── Texto proporcionado ──

El otro día, me dejé caer por El Capri. Estaba casi dos meses sin pisar el garito y, la verdad sea dicha, tenía ganas de tomar un café como los que prepara Peter. Un café bien fuerte, de esos que dejan huella a su paso por la garganta. Eran las tres de la madrugada, La Promesa de Melendi sonaba en los altavoces del fondo. Solo, en el pico de la barra, con una camiseta del mercadillo, chanclas de andar por casa y unas bermudas amarillas. Ahí estaba yo. Solo, y abandonado, como están los perros pulgosos en medio del asfalto. Mientras leía Información, un periódico de la zona, entró Gabriela. Gabriela es una señora de las tripas de mi pueblo. Desde que falleció su marido, frecuenta el garito los jueves a deshoras. Sentada, a dos taburetes del mío, se pidió un tubo bien cargado de coñac. Entre calada y calada, miraba atentamente las intimidades de su móvil

A lo lejos, detrás de la cortina de humo, estaba Martín. Martín es toda una institución en El Capri. Trabajó durante seis años de camarero en el garito. Peter decía que como Martín, ninguno. Era un tío que sabía meterse a la gente en el bolsillo. Para estar detrás de una barra, me decía, se necesitan tres virtudes: paciencia, humor y  memoria. Paciencia, para aguantar a quienes no tienen espera. Humor, para no caer en el desánimo ante los chistes inoportunos. Y memoria. Memoria para no cometer errores entre lo pedido y lo servido. Martín nunca tuvo éxito con las mujeres. Nunca entendió el corazón femenino. Tanto que sus amoríos le duraban menos que un caramelo en una fiesta de cumpleaños. Hoy, vive solo. Solo en la casa de sus padres. Los mismos que fallecieron hace, ahora, veinte años. En cuatro años, el bicho se los llevó por delante. Recuerdo que un día, me regalaron un bote de olivas "partías". "Toma estas olivas – me dijeron – están recién preparadas con agua, sal y romero".

───
── Sección de datos ──

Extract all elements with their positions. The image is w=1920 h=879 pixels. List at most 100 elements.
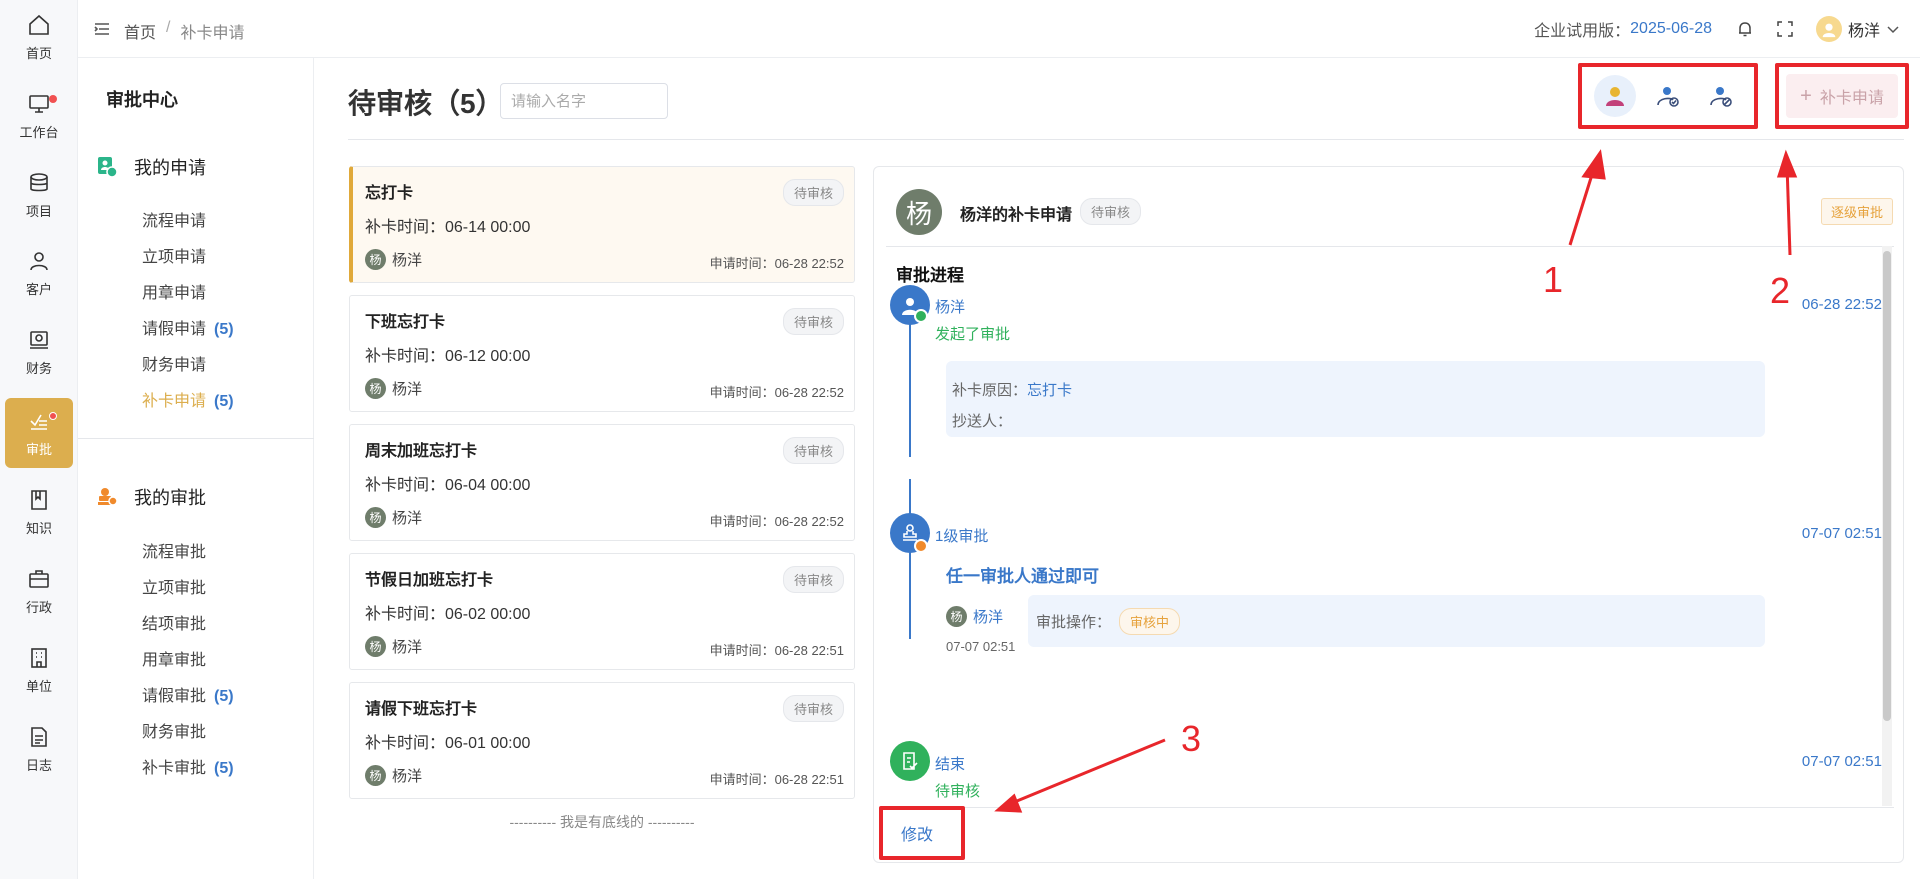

───

¿Podrías retomar el relato de la madrugada en El Capri y seguirlo a partir de su última frase? Los datos son un material aparte, sin relación con el texto.

- Resultado obtenido:
Mientras leía el periódico, me venían a la mente pensamientos negativos. Me acordaba de aquella mujer que rechazó mi corazón en una noche lluviosa de enero. De aquel jefe que, sin razones aparentes, me puso de patitas en la calle. Me acordaba del día que no podía pagar el recibo de la luz. Solo, en la soledad de mis penas, recibí un wasap de María. Era un wasap reenviado. Un wasap prohibido. De esos que son borrados al minuto de leerlos. En las máquinas tragaperras, Alfonso fundía hasta el último euro de su cartera. Alfonso es un esclavo del juego. Es un muerto en vida. Un hombre secuestrado por la combinación de las figuras. Tanto que sufre el síndrome de Estocolmo. Y lo sufre porque no puede vivir sin ellas. Las máquinas han arruinado su vida. Lo último que sé de él es que su mujer se fue con otro. Es tarde, son las cuatro y media de la madrugada. El canto de las chicharras contrasta con el color anaranjado de la luna llena. A dos metros de mí, hay un vaso vacío. Un vaso manchado de carmín.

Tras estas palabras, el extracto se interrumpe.